*Brief:* Only lines with the string "Accuracy" matter here; gather them from the material below.

*Data section:*
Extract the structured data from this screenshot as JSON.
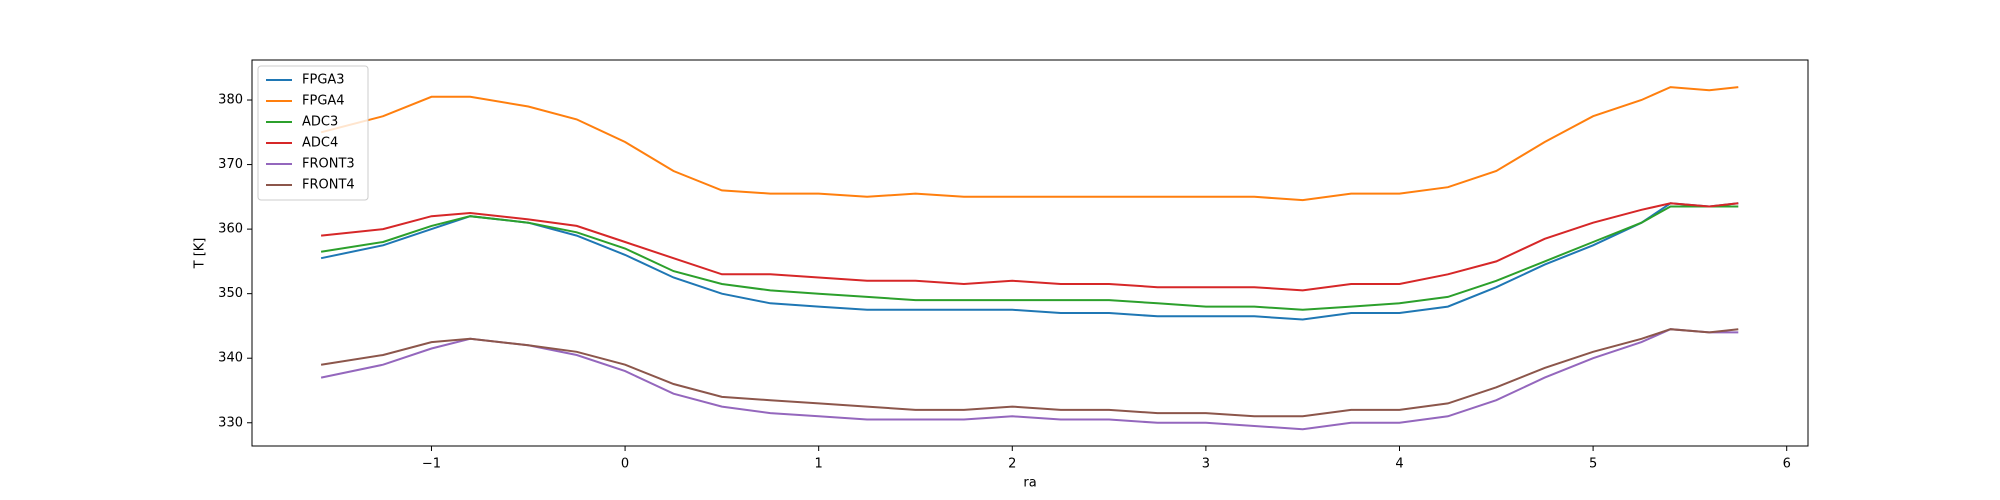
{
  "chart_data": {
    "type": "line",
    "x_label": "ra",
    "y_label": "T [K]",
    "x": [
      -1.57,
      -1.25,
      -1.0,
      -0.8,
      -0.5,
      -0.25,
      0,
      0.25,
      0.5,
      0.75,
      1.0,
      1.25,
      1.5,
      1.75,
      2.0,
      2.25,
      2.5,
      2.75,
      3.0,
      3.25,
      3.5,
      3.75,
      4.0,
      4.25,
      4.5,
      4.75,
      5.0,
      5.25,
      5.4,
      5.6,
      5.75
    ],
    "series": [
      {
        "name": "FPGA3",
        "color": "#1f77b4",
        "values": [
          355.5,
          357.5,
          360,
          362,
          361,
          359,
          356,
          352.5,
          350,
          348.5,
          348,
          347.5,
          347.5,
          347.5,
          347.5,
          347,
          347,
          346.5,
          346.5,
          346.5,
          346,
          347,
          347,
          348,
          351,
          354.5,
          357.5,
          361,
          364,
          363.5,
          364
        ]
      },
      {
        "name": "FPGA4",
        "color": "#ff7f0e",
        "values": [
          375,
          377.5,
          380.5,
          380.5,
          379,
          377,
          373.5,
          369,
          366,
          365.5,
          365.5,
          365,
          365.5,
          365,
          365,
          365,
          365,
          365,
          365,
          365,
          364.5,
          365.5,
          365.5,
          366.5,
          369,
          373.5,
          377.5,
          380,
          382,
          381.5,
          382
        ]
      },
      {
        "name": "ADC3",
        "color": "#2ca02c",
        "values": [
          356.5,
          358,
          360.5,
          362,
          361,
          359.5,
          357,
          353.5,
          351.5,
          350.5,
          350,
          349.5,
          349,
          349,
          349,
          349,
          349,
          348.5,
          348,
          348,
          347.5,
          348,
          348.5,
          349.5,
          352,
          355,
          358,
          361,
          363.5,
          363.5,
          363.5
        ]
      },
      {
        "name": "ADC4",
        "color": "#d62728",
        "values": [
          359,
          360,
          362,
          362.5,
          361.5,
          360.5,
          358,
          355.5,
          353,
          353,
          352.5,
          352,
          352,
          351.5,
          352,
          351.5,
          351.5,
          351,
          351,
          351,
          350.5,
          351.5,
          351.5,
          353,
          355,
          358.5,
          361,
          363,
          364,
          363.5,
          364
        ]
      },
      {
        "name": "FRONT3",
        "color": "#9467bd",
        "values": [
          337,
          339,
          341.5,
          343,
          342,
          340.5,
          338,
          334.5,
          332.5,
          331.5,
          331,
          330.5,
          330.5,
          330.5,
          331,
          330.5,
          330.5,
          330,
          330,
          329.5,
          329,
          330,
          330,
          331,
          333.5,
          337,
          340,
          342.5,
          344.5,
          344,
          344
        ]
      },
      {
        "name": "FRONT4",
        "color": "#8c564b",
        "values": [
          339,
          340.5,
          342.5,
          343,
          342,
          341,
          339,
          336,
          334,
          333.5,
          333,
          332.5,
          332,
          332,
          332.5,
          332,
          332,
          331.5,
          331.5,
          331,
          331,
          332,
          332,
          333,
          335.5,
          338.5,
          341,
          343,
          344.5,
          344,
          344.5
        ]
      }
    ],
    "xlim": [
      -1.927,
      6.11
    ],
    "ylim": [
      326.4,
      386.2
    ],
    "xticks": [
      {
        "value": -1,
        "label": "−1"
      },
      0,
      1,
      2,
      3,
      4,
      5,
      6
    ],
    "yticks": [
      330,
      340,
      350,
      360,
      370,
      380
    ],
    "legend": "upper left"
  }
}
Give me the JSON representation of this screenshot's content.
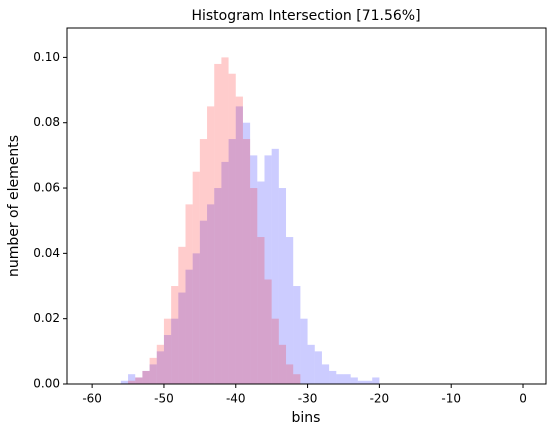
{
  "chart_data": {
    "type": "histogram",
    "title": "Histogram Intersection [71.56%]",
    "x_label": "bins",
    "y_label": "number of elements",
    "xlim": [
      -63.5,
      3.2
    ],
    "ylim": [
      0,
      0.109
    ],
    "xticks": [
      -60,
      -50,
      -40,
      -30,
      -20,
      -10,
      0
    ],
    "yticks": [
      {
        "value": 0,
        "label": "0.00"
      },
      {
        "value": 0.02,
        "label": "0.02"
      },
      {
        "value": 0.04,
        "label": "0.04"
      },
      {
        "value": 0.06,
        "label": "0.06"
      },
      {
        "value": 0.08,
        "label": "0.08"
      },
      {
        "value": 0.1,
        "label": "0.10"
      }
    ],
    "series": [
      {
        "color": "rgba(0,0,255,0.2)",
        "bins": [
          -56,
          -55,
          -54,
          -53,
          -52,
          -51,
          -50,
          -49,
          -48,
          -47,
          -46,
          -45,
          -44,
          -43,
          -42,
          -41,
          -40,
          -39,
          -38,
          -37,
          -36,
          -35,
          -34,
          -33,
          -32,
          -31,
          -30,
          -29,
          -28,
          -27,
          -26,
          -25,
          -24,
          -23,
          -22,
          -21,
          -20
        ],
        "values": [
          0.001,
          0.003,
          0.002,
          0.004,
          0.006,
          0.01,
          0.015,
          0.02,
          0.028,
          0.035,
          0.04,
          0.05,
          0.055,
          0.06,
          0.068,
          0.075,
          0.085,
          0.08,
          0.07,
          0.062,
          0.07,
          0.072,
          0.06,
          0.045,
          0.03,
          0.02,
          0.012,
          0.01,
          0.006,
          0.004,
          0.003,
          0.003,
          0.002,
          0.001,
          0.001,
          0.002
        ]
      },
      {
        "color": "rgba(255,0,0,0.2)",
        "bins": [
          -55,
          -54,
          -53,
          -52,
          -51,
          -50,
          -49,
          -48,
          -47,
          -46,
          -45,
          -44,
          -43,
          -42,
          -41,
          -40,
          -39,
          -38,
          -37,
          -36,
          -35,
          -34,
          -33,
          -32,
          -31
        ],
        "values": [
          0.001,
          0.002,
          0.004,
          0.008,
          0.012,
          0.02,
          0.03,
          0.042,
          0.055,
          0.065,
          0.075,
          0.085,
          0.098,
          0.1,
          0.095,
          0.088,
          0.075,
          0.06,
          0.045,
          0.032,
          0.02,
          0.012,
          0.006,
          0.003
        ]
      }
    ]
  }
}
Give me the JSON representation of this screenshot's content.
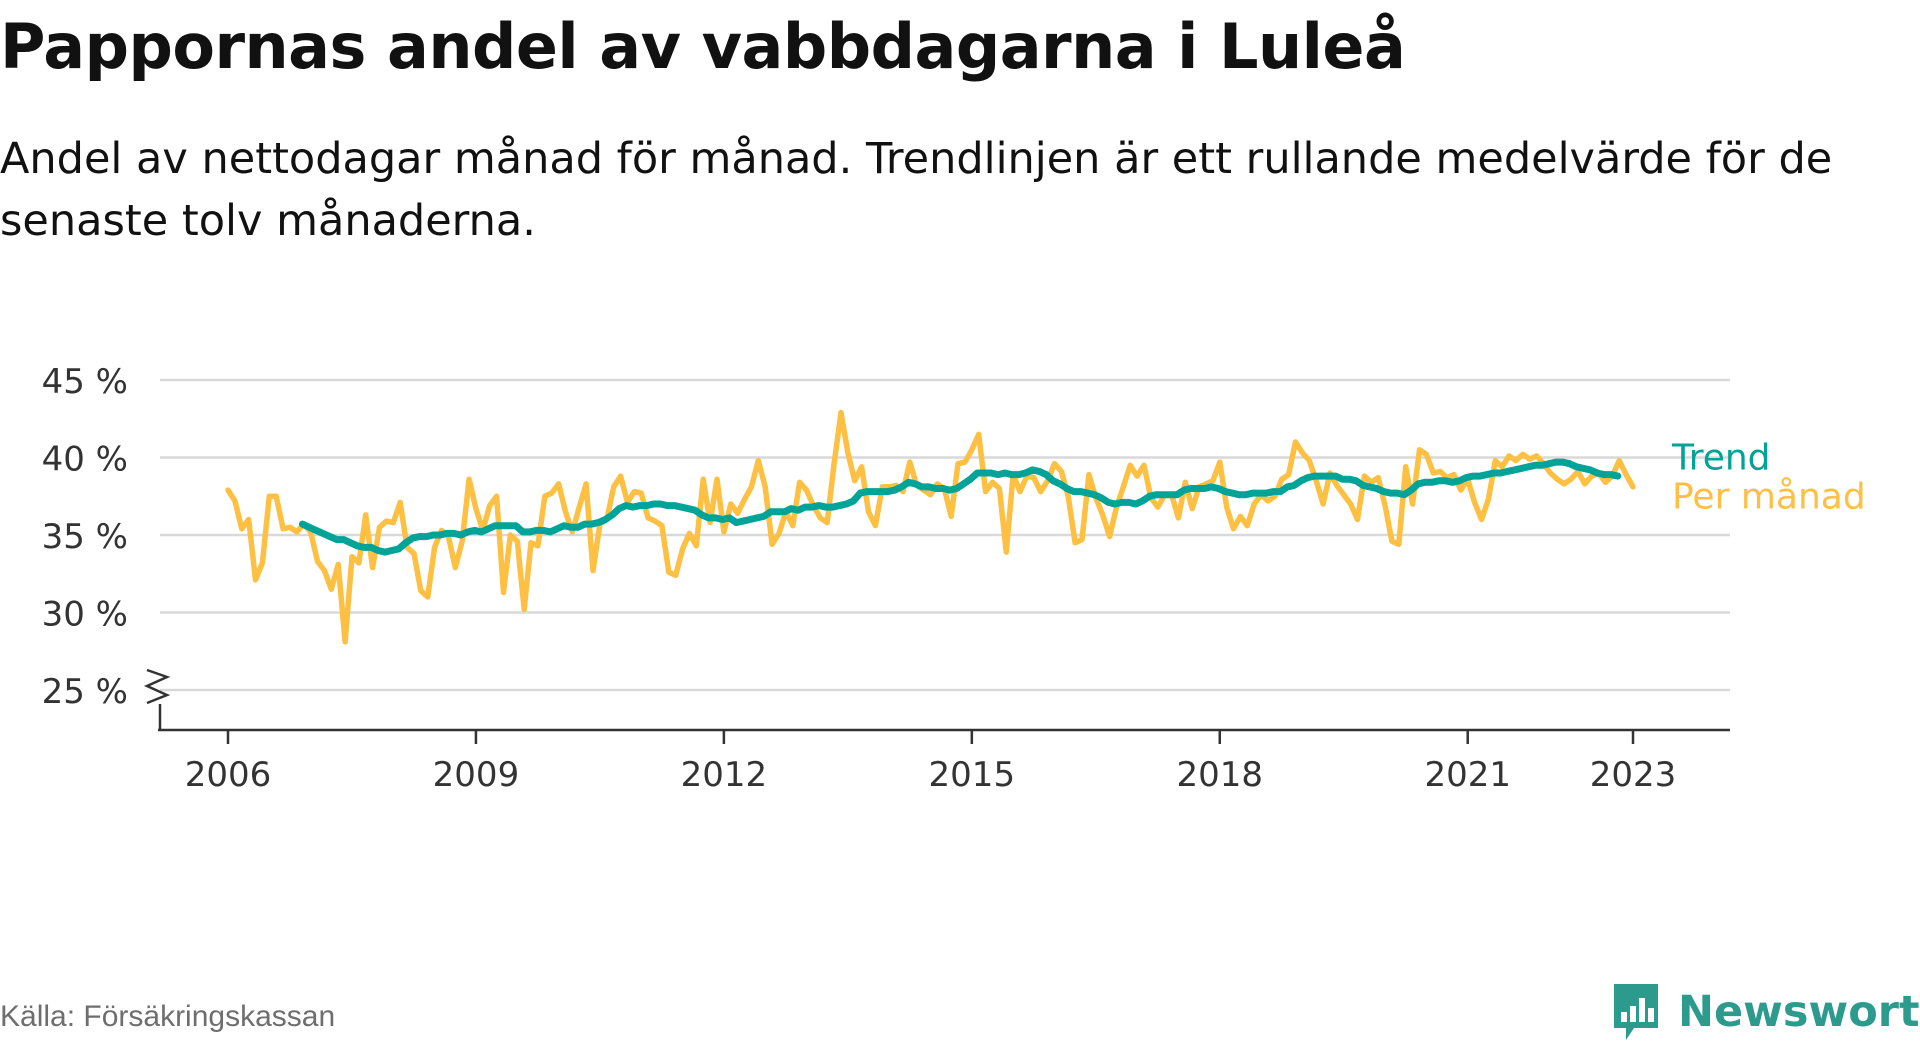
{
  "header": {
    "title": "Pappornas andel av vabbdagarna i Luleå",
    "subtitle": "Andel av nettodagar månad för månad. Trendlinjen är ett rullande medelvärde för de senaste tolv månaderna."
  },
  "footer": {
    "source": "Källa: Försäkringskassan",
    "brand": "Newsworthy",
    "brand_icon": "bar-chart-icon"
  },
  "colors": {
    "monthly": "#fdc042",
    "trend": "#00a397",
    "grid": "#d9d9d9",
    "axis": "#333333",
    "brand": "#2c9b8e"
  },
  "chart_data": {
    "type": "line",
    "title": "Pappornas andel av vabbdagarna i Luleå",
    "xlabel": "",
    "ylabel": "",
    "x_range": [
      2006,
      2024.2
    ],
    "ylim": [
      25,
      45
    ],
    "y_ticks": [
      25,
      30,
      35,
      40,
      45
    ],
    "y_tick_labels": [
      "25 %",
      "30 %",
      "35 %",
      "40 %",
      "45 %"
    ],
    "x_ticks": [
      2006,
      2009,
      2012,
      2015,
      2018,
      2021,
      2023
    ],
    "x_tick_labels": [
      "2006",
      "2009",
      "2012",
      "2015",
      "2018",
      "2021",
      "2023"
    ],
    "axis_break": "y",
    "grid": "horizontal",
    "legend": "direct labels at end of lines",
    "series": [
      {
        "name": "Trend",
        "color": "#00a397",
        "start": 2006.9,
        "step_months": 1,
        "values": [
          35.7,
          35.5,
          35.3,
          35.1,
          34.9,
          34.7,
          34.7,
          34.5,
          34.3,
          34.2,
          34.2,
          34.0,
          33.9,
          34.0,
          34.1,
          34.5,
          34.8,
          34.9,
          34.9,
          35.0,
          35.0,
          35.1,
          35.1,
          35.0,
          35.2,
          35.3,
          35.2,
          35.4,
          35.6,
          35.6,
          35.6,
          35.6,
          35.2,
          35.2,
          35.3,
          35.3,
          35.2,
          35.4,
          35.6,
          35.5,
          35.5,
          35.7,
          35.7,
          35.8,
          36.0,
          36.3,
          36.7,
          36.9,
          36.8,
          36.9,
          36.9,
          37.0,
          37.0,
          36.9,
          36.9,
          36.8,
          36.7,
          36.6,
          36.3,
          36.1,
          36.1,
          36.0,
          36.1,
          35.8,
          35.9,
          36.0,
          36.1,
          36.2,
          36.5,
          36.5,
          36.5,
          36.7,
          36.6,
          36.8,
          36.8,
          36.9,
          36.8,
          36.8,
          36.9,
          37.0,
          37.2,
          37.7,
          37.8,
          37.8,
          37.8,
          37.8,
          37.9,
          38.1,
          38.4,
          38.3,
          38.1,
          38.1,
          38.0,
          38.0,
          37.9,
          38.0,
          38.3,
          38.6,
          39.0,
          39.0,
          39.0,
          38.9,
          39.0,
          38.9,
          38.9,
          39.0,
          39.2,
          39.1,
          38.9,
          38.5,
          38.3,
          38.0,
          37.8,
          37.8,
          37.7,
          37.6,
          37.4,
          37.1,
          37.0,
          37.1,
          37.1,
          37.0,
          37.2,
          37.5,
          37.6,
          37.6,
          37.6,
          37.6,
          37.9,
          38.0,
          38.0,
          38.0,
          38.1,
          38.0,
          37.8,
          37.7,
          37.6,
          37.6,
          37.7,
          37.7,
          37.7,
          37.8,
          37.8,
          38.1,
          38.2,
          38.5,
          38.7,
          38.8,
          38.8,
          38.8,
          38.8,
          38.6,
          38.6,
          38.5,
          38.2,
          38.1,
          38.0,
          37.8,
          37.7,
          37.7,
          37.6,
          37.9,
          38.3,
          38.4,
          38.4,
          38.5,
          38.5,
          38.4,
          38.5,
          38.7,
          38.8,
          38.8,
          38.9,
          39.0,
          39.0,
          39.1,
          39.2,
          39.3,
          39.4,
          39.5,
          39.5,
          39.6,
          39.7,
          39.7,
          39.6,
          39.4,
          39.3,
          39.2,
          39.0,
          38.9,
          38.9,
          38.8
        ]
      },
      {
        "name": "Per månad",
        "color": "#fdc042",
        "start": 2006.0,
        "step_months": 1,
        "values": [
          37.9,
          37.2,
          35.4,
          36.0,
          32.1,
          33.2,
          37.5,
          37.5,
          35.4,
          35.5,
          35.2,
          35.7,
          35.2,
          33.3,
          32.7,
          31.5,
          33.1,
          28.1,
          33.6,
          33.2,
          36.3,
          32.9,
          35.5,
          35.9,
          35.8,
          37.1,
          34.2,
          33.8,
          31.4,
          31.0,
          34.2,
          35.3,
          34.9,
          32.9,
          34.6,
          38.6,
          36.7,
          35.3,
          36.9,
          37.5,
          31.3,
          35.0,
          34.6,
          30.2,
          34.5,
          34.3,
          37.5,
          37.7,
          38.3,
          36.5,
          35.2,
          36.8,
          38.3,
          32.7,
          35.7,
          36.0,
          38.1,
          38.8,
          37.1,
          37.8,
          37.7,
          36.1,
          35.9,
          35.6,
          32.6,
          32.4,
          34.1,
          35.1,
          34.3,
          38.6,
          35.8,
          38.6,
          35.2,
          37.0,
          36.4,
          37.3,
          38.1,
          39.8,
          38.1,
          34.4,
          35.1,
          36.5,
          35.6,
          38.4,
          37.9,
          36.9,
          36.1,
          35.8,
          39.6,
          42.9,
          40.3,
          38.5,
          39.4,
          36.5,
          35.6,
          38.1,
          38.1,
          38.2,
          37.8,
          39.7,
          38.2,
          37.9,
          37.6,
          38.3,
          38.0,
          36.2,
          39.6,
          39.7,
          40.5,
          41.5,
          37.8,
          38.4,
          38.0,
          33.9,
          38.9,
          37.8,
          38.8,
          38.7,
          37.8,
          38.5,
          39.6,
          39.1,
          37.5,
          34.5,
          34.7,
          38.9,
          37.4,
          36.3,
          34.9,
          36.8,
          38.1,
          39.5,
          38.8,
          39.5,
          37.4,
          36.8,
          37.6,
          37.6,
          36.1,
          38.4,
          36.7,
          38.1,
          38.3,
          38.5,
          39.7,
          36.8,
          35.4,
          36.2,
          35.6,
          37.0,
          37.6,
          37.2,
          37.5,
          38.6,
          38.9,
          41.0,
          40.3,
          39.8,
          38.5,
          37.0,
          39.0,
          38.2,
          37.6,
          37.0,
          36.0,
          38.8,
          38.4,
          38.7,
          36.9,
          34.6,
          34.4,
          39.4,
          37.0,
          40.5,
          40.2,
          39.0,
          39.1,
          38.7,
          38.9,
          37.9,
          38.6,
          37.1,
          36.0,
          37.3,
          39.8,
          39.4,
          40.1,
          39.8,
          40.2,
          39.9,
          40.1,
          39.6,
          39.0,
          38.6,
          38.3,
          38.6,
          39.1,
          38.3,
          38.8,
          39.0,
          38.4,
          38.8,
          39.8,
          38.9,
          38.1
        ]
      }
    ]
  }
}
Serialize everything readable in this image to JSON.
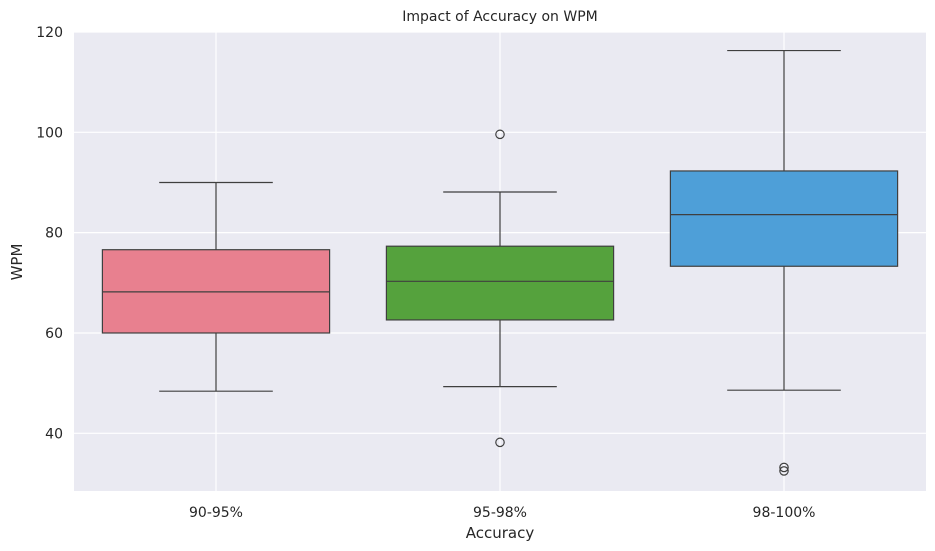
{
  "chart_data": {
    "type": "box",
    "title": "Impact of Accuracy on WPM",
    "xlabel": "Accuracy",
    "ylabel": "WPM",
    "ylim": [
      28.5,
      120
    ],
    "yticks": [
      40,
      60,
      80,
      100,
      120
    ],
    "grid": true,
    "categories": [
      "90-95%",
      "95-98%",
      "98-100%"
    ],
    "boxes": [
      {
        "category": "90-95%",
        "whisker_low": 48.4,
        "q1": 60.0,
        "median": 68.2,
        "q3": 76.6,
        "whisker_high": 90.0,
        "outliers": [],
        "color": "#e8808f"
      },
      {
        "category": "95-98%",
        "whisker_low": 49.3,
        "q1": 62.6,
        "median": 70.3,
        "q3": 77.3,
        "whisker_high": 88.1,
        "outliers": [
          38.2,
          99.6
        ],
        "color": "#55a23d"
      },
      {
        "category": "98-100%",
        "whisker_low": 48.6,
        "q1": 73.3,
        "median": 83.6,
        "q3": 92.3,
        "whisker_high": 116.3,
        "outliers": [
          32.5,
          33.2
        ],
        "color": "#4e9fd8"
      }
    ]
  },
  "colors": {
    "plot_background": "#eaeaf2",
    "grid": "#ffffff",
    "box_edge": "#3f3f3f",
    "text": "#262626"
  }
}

*Written solution:*
    "title": "Impact of Accuracy on WPM",
    "xlabel": "Accuracy",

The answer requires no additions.